[Start of MATERIAL PROVIDED]

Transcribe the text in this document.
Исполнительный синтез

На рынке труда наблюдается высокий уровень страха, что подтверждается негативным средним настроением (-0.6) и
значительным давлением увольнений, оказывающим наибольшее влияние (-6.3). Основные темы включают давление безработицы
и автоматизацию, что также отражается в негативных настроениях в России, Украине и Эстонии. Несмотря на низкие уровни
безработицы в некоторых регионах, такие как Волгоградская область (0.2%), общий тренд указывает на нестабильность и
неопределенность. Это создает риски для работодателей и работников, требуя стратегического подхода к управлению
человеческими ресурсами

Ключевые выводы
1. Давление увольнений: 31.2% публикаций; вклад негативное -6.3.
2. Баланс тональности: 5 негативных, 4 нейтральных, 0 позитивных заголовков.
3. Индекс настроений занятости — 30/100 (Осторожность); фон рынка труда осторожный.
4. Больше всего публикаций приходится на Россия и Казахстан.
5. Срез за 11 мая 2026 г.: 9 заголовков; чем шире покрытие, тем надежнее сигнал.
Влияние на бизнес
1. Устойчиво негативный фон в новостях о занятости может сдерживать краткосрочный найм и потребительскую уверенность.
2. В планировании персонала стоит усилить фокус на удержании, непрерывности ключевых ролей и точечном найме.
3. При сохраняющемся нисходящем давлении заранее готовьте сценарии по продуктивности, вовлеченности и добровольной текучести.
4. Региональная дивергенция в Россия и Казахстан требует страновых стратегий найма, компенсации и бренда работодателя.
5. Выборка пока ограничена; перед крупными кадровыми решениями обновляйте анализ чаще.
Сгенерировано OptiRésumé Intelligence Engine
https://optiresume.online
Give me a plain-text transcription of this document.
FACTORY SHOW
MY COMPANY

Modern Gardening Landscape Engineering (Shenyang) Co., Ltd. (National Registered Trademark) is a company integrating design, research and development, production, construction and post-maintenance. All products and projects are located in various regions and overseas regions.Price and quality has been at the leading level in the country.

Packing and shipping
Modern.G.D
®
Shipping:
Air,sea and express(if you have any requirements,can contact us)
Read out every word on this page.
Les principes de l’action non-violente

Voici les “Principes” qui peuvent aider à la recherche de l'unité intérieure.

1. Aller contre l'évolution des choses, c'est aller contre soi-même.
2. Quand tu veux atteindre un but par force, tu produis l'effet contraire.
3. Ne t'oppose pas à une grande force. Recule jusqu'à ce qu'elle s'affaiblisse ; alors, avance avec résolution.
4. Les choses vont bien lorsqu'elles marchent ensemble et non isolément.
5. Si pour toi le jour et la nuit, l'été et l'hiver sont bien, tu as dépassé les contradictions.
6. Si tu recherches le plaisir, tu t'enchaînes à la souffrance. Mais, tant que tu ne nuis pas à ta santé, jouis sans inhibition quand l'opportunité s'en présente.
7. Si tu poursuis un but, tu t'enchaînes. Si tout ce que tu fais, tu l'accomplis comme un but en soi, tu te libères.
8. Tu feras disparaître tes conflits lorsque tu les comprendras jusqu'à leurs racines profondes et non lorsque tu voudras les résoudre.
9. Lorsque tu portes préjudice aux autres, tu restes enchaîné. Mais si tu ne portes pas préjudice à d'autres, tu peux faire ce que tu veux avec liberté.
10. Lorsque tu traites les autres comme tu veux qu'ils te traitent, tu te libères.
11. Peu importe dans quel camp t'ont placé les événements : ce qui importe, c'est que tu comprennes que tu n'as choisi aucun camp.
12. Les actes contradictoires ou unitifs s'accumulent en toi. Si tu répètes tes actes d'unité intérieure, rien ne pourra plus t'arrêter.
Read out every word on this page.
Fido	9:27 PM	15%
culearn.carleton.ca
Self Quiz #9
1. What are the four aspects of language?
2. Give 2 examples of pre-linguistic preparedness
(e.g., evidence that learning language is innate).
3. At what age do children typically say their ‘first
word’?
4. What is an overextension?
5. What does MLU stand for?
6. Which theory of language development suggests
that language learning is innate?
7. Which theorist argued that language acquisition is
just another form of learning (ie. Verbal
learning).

[End of MATERIAL PROVIDED]

[EXERCISE BRIEF]
Set down all of the data above, word for word.

[WORKED SOLUTION]
Transcribe the text in this document.
Исполнительный синтез

На рынке труда наблюдается высокий уровень страха, что подтверждается негативным средним настроением (-0.6) и
значительным давлением увольнений, оказывающим наибольшее влияние (-6.3). Основные темы включают давление безработицы
и автоматизацию, что также отражается в негативных настроениях в России, Украине и Эстонии. Несмотря на низкие уровни
безработицы в некоторых регионах, такие как Волгоградская область (0.2%), общий тренд указывает на нестабильность и
неопределенность. Это создает риски для работодателей и работников, требуя стратегического подхода к управлению
человеческими ресурсами

Ключевые выводы
1. Давление увольнений: 31.2% публикаций; вклад негативное -6.3.
2. Баланс тональности: 5 негативных, 4 нейтральных, 0 позитивных заголовков.
3. Индекс настроений занятости — 30/100 (Осторожность); фон рынка труда осторожный.
4. Больше всего публикаций приходится на Россия и Казахстан.
5. Срез за 11 мая 2026 г.: 9 заголовков; чем шире покрытие, тем надежнее сигнал.
Влияние на бизнес
1. Устойчиво негативный фон в новостях о занятости может сдерживать краткосрочный найм и потребительскую уверенность.
2. В планировании персонала стоит усилить фокус на удержании, непрерывности ключевых ролей и точечном найме.
3. При сохраняющемся нисходящем давлении заранее готовьте сценарии по продуктивности, вовлеченности и добровольной текучести.
4. Региональная дивергенция в Россия и Казахстан требует страновых стратегий найма, компенсации и бренда работодателя.
5. Выборка пока ограничена; перед крупными кадровыми решениями обновляйте анализ чаще.
Сгенерировано OptiRésumé Intelligence Engine
https://optiresume.online
Give me a plain-text transcription of this document.
FACTORY SHOW
MY COMPANY

Modern Gardening Landscape Engineering (Shenyang) Co., Ltd. (National Registered Trademark) is a company integrating design, research and development, production, construction and post-maintenance. All products and projects are located in various regions and overseas regions.Price and quality has been at the leading level in the country.

Packing and shipping
Modern.G.D
®
Shipping:
Air,sea and express(if you have any requirements,can contact us)
Read out every word on this page.
Les principes de l’action non-violente

Voici les “Principes” qui peuvent aider à la recherche de l'unité intérieure.

1. Aller contre l'évolution des choses, c'est aller contre soi-même.
2. Quand tu veux atteindre un but par force, tu produis l'effet contraire.
3. Ne t'oppose pas à une grande force. Recule jusqu'à ce qu'elle s'affaiblisse ; alors, avance avec résolution.
4. Les choses vont bien lorsqu'elles marchent ensemble et non isolément.
5. Si pour toi le jour et la nuit, l'été et l'hiver sont bien, tu as dépassé les contradictions.
6. Si tu recherches le plaisir, tu t'enchaînes à la souffrance. Mais, tant que tu ne nuis pas à ta santé, jouis sans inhibition quand l'opportunité s'en présente.
7. Si tu poursuis un but, tu t'enchaînes. Si tout ce que tu fais, tu l'accomplis comme un but en soi, tu te libères.
8. Tu feras disparaître tes conflits lorsque tu les comprendras jusqu'à leurs racines profondes et non lorsque tu voudras les résoudre.
9. Lorsque tu portes préjudice aux autres, tu restes enchaîné. Mais si tu ne portes pas préjudice à d'autres, tu peux faire ce que tu veux avec liberté.
10. Lorsque tu traites les autres comme tu veux qu'ils te traitent, tu te libères.
11. Peu importe dans quel camp t'ont placé les événements : ce qui importe, c'est que tu comprennes que tu n'as choisi aucun camp.
12. Les actes contradictoires ou unitifs s'accumulent en toi. Si tu répètes tes actes d'unité intérieure, rien ne pourra plus t'arrêter.
Read out every word on this page.
Fido	9:27 PM	15%
culearn.carleton.ca
Self Quiz #9
1. What are the four aspects of language?
2. Give 2 examples of pre-linguistic preparedness
(e.g., evidence that learning language is innate).
3. At what age do children typically say their ‘first
word’?
4. What is an overextension?
5. What does MLU stand for?
6. Which theory of language development suggests
that language learning is innate?
7. Which theorist argued that language acquisition is
just another form of learning (ie. Verbal
learning).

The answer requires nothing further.